[Stored entries]

****************************************

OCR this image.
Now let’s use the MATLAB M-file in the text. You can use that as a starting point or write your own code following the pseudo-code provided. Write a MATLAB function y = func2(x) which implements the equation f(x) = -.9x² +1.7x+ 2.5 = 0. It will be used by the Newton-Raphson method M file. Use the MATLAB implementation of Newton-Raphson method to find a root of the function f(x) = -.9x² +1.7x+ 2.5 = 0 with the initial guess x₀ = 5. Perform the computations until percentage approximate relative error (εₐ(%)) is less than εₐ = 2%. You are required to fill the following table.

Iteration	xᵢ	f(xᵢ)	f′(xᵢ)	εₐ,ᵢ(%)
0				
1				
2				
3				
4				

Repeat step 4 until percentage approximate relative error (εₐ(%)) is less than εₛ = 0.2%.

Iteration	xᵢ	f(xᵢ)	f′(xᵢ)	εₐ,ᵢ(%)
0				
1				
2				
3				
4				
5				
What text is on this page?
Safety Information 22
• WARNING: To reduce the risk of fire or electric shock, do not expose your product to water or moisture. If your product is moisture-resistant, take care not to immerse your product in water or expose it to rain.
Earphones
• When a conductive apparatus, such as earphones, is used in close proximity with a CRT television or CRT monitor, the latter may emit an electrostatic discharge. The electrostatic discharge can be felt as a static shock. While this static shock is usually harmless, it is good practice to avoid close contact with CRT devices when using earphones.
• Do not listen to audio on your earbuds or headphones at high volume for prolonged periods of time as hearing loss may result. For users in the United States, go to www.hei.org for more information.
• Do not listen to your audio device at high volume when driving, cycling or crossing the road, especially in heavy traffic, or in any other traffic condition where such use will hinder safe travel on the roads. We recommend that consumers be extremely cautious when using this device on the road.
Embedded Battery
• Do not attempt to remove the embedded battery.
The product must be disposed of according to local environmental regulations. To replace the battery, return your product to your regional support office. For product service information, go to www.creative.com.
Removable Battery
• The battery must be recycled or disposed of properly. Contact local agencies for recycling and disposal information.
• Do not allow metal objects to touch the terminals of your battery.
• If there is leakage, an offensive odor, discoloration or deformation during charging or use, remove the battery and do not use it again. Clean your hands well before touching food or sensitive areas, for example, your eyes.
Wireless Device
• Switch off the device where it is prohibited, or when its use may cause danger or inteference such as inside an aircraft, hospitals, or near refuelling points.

****************************************

Can you give every line above again, exactly as written?

**Response**:
OCR this image.
Now let’s use the MATLAB M-file in the text. You can use that as a starting point or write your own code following the pseudo-code provided. Write a MATLAB function y = func2(x) which implements the equation f(x) = -.9x² +1.7x+ 2.5 = 0. It will be used by the Newton-Raphson method M file. Use the MATLAB implementation of Newton-Raphson method to find a root of the function f(x) = -.9x² +1.7x+ 2.5 = 0 with the initial guess x₀ = 5. Perform the computations until percentage approximate relative error (εₐ(%)) is less than εₐ = 2%. You are required to fill the following table.

Iteration	xᵢ	f(xᵢ)	f′(xᵢ)	εₐ,ᵢ(%)
0				
1				
2				
3				
4				

Repeat step 4 until percentage approximate relative error (εₐ(%)) is less than εₛ = 0.2%.

Iteration	xᵢ	f(xᵢ)	f′(xᵢ)	εₐ,ᵢ(%)
0				
1				
2				
3				
4				
5				
What text is on this page?
Safety Information 22
• WARNING: To reduce the risk of fire or electric shock, do not expose your product to water or moisture. If your product is moisture-resistant, take care not to immerse your product in water or expose it to rain.
Earphones
• When a conductive apparatus, such as earphones, is used in close proximity with a CRT television or CRT monitor, the latter may emit an electrostatic discharge. The electrostatic discharge can be felt as a static shock. While this static shock is usually harmless, it is good practice to avoid close contact with CRT devices when using earphones.
• Do not listen to audio on your earbuds or headphones at high volume for prolonged periods of time as hearing loss may result. For users in the United States, go to www.hei.org for more information.
• Do not listen to your audio device at high volume when driving, cycling or crossing the road, especially in heavy traffic, or in any other traffic condition where such use will hinder safe travel on the roads. We recommend that consumers be extremely cautious when using this device on the road.
Embedded Battery
• Do not attempt to remove the embedded battery.
The product must be disposed of according to local environmental regulations. To replace the battery, return your product to your regional support office. For product service information, go to www.creative.com.
Removable Battery
• The battery must be recycled or disposed of properly. Contact local agencies for recycling and disposal information.
• Do not allow metal objects to touch the terminals of your battery.
• If there is leakage, an offensive odor, discoloration or deformation during charging or use, remove the battery and do not use it again. Clean your hands well before touching food or sensitive areas, for example, your eyes.
Wireless Device
• Switch off the device where it is prohibited, or when its use may cause danger or inteference such as inside an aircraft, hospitals, or near refuelling points.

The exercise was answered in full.